Prompt: Reproduce each of the following items verbatim, every line without any change.

== Given records

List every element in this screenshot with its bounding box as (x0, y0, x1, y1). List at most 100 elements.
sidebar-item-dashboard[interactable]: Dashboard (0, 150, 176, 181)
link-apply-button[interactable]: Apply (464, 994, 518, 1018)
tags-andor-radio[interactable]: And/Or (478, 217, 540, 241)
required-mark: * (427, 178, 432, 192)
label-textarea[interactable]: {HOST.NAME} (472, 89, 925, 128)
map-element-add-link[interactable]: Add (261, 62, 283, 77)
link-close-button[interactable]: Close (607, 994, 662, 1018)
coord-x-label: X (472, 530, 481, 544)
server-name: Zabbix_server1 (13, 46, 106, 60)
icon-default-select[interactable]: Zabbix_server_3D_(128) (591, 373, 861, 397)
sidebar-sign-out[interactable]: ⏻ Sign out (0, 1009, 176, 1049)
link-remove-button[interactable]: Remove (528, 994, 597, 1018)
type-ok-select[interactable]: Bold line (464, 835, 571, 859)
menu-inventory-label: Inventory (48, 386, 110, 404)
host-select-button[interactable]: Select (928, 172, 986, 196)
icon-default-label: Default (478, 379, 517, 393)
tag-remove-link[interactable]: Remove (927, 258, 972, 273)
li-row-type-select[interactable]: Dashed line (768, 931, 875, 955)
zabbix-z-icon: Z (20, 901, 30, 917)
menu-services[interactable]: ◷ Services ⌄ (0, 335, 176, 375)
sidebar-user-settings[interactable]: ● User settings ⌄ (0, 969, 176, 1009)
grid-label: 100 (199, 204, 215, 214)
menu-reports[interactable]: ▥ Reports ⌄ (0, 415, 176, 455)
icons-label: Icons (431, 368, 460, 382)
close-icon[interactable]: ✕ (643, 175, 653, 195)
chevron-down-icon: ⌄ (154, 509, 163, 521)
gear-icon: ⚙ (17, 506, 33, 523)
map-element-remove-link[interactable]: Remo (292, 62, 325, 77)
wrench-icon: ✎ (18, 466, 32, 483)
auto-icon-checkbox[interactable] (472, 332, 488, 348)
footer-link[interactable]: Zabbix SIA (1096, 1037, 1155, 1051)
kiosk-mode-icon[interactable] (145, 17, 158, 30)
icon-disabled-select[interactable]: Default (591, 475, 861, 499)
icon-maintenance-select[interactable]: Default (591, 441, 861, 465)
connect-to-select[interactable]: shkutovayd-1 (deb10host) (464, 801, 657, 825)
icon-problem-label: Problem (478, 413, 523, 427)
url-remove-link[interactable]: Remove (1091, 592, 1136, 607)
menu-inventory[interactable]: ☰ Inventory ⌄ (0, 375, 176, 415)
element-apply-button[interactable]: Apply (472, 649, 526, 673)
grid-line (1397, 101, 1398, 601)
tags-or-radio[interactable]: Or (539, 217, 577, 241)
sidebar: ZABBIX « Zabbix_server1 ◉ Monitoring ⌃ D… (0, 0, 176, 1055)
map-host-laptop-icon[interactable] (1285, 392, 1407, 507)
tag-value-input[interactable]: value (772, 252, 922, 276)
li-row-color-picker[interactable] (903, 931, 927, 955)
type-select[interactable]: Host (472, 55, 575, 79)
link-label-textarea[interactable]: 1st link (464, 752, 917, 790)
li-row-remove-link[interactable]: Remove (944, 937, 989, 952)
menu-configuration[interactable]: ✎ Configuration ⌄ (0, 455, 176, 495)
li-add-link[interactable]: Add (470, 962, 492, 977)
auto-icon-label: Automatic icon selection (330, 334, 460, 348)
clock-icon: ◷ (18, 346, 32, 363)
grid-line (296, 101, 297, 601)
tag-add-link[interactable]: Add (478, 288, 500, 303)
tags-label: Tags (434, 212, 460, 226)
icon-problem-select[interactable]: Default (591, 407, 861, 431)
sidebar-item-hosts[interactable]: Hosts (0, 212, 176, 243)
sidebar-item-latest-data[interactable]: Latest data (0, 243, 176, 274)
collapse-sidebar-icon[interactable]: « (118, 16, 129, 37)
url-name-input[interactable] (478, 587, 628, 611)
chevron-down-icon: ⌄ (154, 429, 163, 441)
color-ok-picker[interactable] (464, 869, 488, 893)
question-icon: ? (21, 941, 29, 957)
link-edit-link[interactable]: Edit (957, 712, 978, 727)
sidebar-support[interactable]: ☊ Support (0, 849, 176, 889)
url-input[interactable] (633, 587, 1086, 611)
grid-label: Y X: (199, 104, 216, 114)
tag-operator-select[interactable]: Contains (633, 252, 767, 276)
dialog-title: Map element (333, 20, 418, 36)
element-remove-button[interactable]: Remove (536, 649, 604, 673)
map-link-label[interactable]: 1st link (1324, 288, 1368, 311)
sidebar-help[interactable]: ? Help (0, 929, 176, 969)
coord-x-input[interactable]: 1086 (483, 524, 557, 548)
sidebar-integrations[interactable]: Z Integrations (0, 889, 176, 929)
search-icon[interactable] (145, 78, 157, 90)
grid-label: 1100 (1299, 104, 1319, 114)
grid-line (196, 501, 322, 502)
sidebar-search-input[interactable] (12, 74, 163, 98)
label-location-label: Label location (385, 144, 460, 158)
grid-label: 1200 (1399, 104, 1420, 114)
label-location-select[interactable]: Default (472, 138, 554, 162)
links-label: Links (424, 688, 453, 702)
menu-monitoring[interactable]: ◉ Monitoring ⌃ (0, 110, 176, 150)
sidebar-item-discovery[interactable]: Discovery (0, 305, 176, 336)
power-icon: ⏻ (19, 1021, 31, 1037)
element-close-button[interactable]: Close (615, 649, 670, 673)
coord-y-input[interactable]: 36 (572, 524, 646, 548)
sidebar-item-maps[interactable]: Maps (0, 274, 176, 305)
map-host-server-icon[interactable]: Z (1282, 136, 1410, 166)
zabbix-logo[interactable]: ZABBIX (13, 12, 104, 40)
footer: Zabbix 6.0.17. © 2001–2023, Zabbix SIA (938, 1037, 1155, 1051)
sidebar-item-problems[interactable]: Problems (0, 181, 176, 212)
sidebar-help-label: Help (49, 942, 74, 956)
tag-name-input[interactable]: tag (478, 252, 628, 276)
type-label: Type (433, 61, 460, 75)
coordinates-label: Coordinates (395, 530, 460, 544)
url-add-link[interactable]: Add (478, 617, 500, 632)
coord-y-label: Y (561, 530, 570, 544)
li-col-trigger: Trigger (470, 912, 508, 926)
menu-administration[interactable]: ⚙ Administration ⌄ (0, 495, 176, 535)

====

Solution to the exercise:
List every element in this screenshot with its bounding box as (x0, y0, x1, y1). List at most 100 elements.
sidebar-item-dashboard[interactable]: Dashboard (0, 150, 176, 181)
link-apply-button[interactable]: Apply (464, 994, 518, 1018)
tags-andor-radio[interactable]: And/Or (478, 217, 540, 241)
required-mark: * (427, 178, 432, 192)
label-textarea[interactable]: {HOST.NAME} (472, 89, 925, 128)
map-element-add-link[interactable]: Add (261, 62, 283, 77)
link-close-button[interactable]: Close (607, 994, 662, 1018)
coord-x-label: X (472, 530, 481, 544)
server-name: Zabbix_server1 (13, 46, 106, 60)
icon-default-select[interactable]: Zabbix_server_3D_(128) (591, 373, 861, 397)
sidebar-sign-out[interactable]: ⏻ Sign out (0, 1009, 176, 1049)
link-remove-button[interactable]: Remove (528, 994, 597, 1018)
type-ok-select[interactable]: Bold line (464, 835, 571, 859)
menu-inventory-label: Inventory (48, 386, 110, 404)
host-select-button[interactable]: Select (928, 172, 986, 196)
icon-default-label: Default (478, 379, 517, 393)
tag-remove-link[interactable]: Remove (927, 258, 972, 273)
li-row-type-select[interactable]: Dashed line (768, 931, 875, 955)
zabbix-z-icon: Z (20, 901, 30, 917)
menu-services[interactable]: ◷ Services ⌄ (0, 335, 176, 375)
sidebar-user-settings[interactable]: ● User settings ⌄ (0, 969, 176, 1009)
grid-label: 100 (199, 204, 215, 214)
menu-reports[interactable]: ▥ Reports ⌄ (0, 415, 176, 455)
icons-label: Icons (431, 368, 460, 382)
close-icon[interactable]: ✕ (643, 175, 653, 195)
chevron-down-icon: ⌄ (154, 509, 163, 521)
gear-icon: ⚙ (17, 506, 33, 523)
map-element-remove-link[interactable]: Remo (292, 62, 325, 77)
wrench-icon: ✎ (18, 466, 32, 483)
auto-icon-checkbox[interactable] (472, 332, 488, 348)
footer-link[interactable]: Zabbix SIA (1096, 1037, 1155, 1051)
kiosk-mode-icon[interactable] (145, 17, 158, 30)
icon-disabled-select[interactable]: Default (591, 475, 861, 499)
icon-maintenance-select[interactable]: Default (591, 441, 861, 465)
connect-to-select[interactable]: shkutovayd-1 (deb10host) (464, 801, 657, 825)
icon-problem-label: Problem (478, 413, 523, 427)
url-remove-link[interactable]: Remove (1091, 592, 1136, 607)
menu-inventory[interactable]: ☰ Inventory ⌄ (0, 375, 176, 415)
element-apply-button[interactable]: Apply (472, 649, 526, 673)
grid-line (1397, 101, 1398, 601)
tags-or-radio[interactable]: Or (539, 217, 577, 241)
sidebar: ZABBIX « Zabbix_server1 ◉ Monitoring ⌃ D… (0, 0, 176, 1055)
map-host-laptop-icon[interactable] (1285, 392, 1407, 507)
tag-value-input[interactable]: value (772, 252, 922, 276)
li-row-color-picker[interactable] (903, 931, 927, 955)
type-select[interactable]: Host (472, 55, 575, 79)
link-label-textarea[interactable]: 1st link (464, 752, 917, 790)
li-row-remove-link[interactable]: Remove (944, 937, 989, 952)
menu-configuration[interactable]: ✎ Configuration ⌄ (0, 455, 176, 495)
li-add-link[interactable]: Add (470, 962, 492, 977)
auto-icon-label: Automatic icon selection (330, 334, 460, 348)
clock-icon: ◷ (18, 346, 32, 363)
grid-line (296, 101, 297, 601)
tag-add-link[interactable]: Add (478, 288, 500, 303)
tags-label: Tags (434, 212, 460, 226)
icon-problem-select[interactable]: Default (591, 407, 861, 431)
sidebar-item-hosts[interactable]: Hosts (0, 212, 176, 243)
sidebar-item-latest-data[interactable]: Latest data (0, 243, 176, 274)
collapse-sidebar-icon[interactable]: « (118, 16, 129, 37)
url-name-input[interactable] (478, 587, 628, 611)
chevron-down-icon: ⌄ (154, 429, 163, 441)
color-ok-picker[interactable] (464, 869, 488, 893)
question-icon: ? (21, 941, 29, 957)
link-edit-link[interactable]: Edit (957, 712, 978, 727)
sidebar-support[interactable]: ☊ Support (0, 849, 176, 889)
url-input[interactable] (633, 587, 1086, 611)
grid-label: Y X: (199, 104, 216, 114)
tag-operator-select[interactable]: Contains (633, 252, 767, 276)
dialog-title: Map element (333, 20, 418, 36)
element-remove-button[interactable]: Remove (536, 649, 604, 673)
map-link-label[interactable]: 1st link (1324, 288, 1368, 311)
sidebar-help[interactable]: ? Help (0, 929, 176, 969)
coord-x-input[interactable]: 1086 (483, 524, 557, 548)
sidebar-integrations[interactable]: Z Integrations (0, 889, 176, 929)
search-icon[interactable] (145, 78, 157, 90)
grid-label: 1100 (1299, 104, 1319, 114)
grid-line (196, 501, 322, 502)
sidebar-search-input[interactable] (12, 74, 163, 98)
label-location-label: Label location (385, 144, 460, 158)
grid-label: 1200 (1399, 104, 1420, 114)
label-location-select[interactable]: Default (472, 138, 554, 162)
links-label: Links (424, 688, 453, 702)
menu-monitoring[interactable]: ◉ Monitoring ⌃ (0, 110, 176, 150)
sidebar-item-discovery[interactable]: Discovery (0, 305, 176, 336)
power-icon: ⏻ (19, 1021, 31, 1037)
element-close-button[interactable]: Close (615, 649, 670, 673)
coord-y-input[interactable]: 36 (572, 524, 646, 548)
sidebar-item-maps[interactable]: Maps (0, 274, 176, 305)
map-host-server-icon[interactable]: Z (1282, 136, 1410, 166)
zabbix-logo[interactable]: ZABBIX (13, 12, 104, 40)
footer: Zabbix 6.0.17. © 2001–2023, Zabbix SIA (938, 1037, 1155, 1051)
sidebar-item-problems[interactable]: Problems (0, 181, 176, 212)
sidebar-help-label: Help (49, 942, 74, 956)
tag-name-input[interactable]: tag (478, 252, 628, 276)
type-label: Type (433, 61, 460, 75)
coordinates-label: Coordinates (395, 530, 460, 544)
url-add-link[interactable]: Add (478, 617, 500, 632)
coord-y-label: Y (561, 530, 570, 544)
li-col-trigger: Trigger (470, 912, 508, 926)
menu-administration[interactable]: ⚙ Administration ⌄ (0, 495, 176, 535)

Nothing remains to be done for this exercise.